* **GIVEN INSTRUCTION**: Repeat the listing in full. Nothing may be added or left out.

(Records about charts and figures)
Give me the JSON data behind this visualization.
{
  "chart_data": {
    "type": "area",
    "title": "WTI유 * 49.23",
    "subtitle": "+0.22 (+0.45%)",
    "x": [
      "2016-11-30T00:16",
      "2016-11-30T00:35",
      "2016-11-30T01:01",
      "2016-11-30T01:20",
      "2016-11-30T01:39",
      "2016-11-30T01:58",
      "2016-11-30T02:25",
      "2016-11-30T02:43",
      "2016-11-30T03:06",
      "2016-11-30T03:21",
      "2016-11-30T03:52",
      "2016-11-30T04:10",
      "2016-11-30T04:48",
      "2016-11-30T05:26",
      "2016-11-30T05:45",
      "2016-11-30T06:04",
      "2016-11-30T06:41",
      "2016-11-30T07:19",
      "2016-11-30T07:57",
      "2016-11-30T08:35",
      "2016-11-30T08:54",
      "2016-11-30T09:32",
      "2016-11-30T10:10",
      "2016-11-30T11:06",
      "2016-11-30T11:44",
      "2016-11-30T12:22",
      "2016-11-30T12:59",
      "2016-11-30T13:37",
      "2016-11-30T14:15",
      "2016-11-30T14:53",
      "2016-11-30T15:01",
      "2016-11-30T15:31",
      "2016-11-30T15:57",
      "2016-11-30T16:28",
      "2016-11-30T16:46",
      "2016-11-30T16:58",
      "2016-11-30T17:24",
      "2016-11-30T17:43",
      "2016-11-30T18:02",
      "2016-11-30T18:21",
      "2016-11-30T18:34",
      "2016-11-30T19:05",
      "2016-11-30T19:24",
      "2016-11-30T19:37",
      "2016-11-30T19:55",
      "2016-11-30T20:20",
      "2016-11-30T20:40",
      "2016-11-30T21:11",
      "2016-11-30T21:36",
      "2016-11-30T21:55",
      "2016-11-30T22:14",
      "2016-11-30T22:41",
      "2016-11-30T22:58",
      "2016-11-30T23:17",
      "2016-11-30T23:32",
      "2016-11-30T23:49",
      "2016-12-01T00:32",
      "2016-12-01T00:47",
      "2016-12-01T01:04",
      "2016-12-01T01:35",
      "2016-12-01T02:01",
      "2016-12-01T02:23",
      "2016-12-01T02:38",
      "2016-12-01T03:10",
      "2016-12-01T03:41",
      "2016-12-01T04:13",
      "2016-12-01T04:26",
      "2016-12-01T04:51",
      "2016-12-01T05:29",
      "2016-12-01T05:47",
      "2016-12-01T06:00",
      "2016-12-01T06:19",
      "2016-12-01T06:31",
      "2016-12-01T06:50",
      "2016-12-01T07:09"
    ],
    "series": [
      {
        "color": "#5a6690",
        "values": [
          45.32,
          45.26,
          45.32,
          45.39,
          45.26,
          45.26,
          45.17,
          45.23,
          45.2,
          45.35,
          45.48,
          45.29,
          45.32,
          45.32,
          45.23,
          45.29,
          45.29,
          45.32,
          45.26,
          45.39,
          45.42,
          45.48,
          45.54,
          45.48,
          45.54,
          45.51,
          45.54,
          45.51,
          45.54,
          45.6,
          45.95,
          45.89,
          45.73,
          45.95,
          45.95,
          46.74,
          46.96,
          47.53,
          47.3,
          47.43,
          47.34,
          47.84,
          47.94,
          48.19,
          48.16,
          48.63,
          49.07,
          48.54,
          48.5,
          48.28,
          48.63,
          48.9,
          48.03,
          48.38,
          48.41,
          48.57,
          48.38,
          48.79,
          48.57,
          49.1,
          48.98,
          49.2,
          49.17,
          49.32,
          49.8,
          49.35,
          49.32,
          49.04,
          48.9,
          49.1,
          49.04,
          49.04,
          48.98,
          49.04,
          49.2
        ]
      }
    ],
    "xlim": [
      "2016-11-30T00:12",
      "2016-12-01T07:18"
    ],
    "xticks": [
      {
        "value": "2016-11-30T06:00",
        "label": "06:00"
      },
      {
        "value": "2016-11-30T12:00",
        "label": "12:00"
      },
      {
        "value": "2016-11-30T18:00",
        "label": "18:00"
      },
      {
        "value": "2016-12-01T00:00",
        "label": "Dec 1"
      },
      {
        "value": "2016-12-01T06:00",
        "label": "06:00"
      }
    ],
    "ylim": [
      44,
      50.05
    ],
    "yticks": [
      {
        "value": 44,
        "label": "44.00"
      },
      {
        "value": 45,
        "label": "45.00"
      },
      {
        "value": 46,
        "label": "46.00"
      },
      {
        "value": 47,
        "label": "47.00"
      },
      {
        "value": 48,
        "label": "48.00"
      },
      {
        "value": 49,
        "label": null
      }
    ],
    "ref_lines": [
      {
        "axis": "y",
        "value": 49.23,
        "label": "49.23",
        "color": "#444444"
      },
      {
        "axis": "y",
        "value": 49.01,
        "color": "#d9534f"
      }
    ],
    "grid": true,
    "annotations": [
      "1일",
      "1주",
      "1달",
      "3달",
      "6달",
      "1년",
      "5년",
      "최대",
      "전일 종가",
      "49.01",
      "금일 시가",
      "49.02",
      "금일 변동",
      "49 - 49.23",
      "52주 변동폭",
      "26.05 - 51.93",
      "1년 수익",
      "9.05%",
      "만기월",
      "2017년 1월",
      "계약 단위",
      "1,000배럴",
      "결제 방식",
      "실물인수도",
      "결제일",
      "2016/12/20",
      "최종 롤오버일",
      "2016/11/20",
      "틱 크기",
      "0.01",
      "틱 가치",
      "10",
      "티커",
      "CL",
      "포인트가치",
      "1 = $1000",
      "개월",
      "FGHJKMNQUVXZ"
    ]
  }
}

* **THE SOLUTION**:
Give me the JSON data behind this visualization.
{
  "chart_data": {
    "type": "area",
    "title": "WTI유 * 49.23",
    "subtitle": "+0.22 (+0.45%)",
    "x": [
      "2016-11-30T00:16",
      "2016-11-30T00:35",
      "2016-11-30T01:01",
      "2016-11-30T01:20",
      "2016-11-30T01:39",
      "2016-11-30T01:58",
      "2016-11-30T02:25",
      "2016-11-30T02:43",
      "2016-11-30T03:06",
      "2016-11-30T03:21",
      "2016-11-30T03:52",
      "2016-11-30T04:10",
      "2016-11-30T04:48",
      "2016-11-30T05:26",
      "2016-11-30T05:45",
      "2016-11-30T06:04",
      "2016-11-30T06:41",
      "2016-11-30T07:19",
      "2016-11-30T07:57",
      "2016-11-30T08:35",
      "2016-11-30T08:54",
      "2016-11-30T09:32",
      "2016-11-30T10:10",
      "2016-11-30T11:06",
      "2016-11-30T11:44",
      "2016-11-30T12:22",
      "2016-11-30T12:59",
      "2016-11-30T13:37",
      "2016-11-30T14:15",
      "2016-11-30T14:53",
      "2016-11-30T15:01",
      "2016-11-30T15:31",
      "2016-11-30T15:57",
      "2016-11-30T16:28",
      "2016-11-30T16:46",
      "2016-11-30T16:58",
      "2016-11-30T17:24",
      "2016-11-30T17:43",
      "2016-11-30T18:02",
      "2016-11-30T18:21",
      "2016-11-30T18:34",
      "2016-11-30T19:05",
      "2016-11-30T19:24",
      "2016-11-30T19:37",
      "2016-11-30T19:55",
      "2016-11-30T20:20",
      "2016-11-30T20:40",
      "2016-11-30T21:11",
      "2016-11-30T21:36",
      "2016-11-30T21:55",
      "2016-11-30T22:14",
      "2016-11-30T22:41",
      "2016-11-30T22:58",
      "2016-11-30T23:17",
      "2016-11-30T23:32",
      "2016-11-30T23:49",
      "2016-12-01T00:32",
      "2016-12-01T00:47",
      "2016-12-01T01:04",
      "2016-12-01T01:35",
      "2016-12-01T02:01",
      "2016-12-01T02:23",
      "2016-12-01T02:38",
      "2016-12-01T03:10",
      "2016-12-01T03:41",
      "2016-12-01T04:13",
      "2016-12-01T04:26",
      "2016-12-01T04:51",
      "2016-12-01T05:29",
      "2016-12-01T05:47",
      "2016-12-01T06:00",
      "2016-12-01T06:19",
      "2016-12-01T06:31",
      "2016-12-01T06:50",
      "2016-12-01T07:09"
    ],
    "series": [
      {
        "color": "#5a6690",
        "values": [
          45.32,
          45.26,
          45.32,
          45.39,
          45.26,
          45.26,
          45.17,
          45.23,
          45.2,
          45.35,
          45.48,
          45.29,
          45.32,
          45.32,
          45.23,
          45.29,
          45.29,
          45.32,
          45.26,
          45.39,
          45.42,
          45.48,
          45.54,
          45.48,
          45.54,
          45.51,
          45.54,
          45.51,
          45.54,
          45.6,
          45.95,
          45.89,
          45.73,
          45.95,
          45.95,
          46.74,
          46.96,
          47.53,
          47.3,
          47.43,
          47.34,
          47.84,
          47.94,
          48.19,
          48.16,
          48.63,
          49.07,
          48.54,
          48.5,
          48.28,
          48.63,
          48.9,
          48.03,
          48.38,
          48.41,
          48.57,
          48.38,
          48.79,
          48.57,
          49.1,
          48.98,
          49.2,
          49.17,
          49.32,
          49.8,
          49.35,
          49.32,
          49.04,
          48.9,
          49.1,
          49.04,
          49.04,
          48.98,
          49.04,
          49.2
        ]
      }
    ],
    "xlim": [
      "2016-11-30T00:12",
      "2016-12-01T07:18"
    ],
    "xticks": [
      {
        "value": "2016-11-30T06:00",
        "label": "06:00"
      },
      {
        "value": "2016-11-30T12:00",
        "label": "12:00"
      },
      {
        "value": "2016-11-30T18:00",
        "label": "18:00"
      },
      {
        "value": "2016-12-01T00:00",
        "label": "Dec 1"
      },
      {
        "value": "2016-12-01T06:00",
        "label": "06:00"
      }
    ],
    "ylim": [
      44,
      50.05
    ],
    "yticks": [
      {
        "value": 44,
        "label": "44.00"
      },
      {
        "value": 45,
        "label": "45.00"
      },
      {
        "value": 46,
        "label": "46.00"
      },
      {
        "value": 47,
        "label": "47.00"
      },
      {
        "value": 48,
        "label": "48.00"
      },
      {
        "value": 49,
        "label": null
      }
    ],
    "ref_lines": [
      {
        "axis": "y",
        "value": 49.23,
        "label": "49.23",
        "color": "#444444"
      },
      {
        "axis": "y",
        "value": 49.01,
        "color": "#d9534f"
      }
    ],
    "grid": true,
    "annotations": [
      "1일",
      "1주",
      "1달",
      "3달",
      "6달",
      "1년",
      "5년",
      "최대",
      "전일 종가",
      "49.01",
      "금일 시가",
      "49.02",
      "금일 변동",
      "49 - 49.23",
      "52주 변동폭",
      "26.05 - 51.93",
      "1년 수익",
      "9.05%",
      "만기월",
      "2017년 1월",
      "계약 단위",
      "1,000배럴",
      "결제 방식",
      "실물인수도",
      "결제일",
      "2016/12/20",
      "최종 롤오버일",
      "2016/11/20",
      "틱 크기",
      "0.01",
      "틱 가치",
      "10",
      "티커",
      "CL",
      "포인트가치",
      "1 = $1000",
      "개월",
      "FGHJKMNQUVXZ"
    ]
  }
}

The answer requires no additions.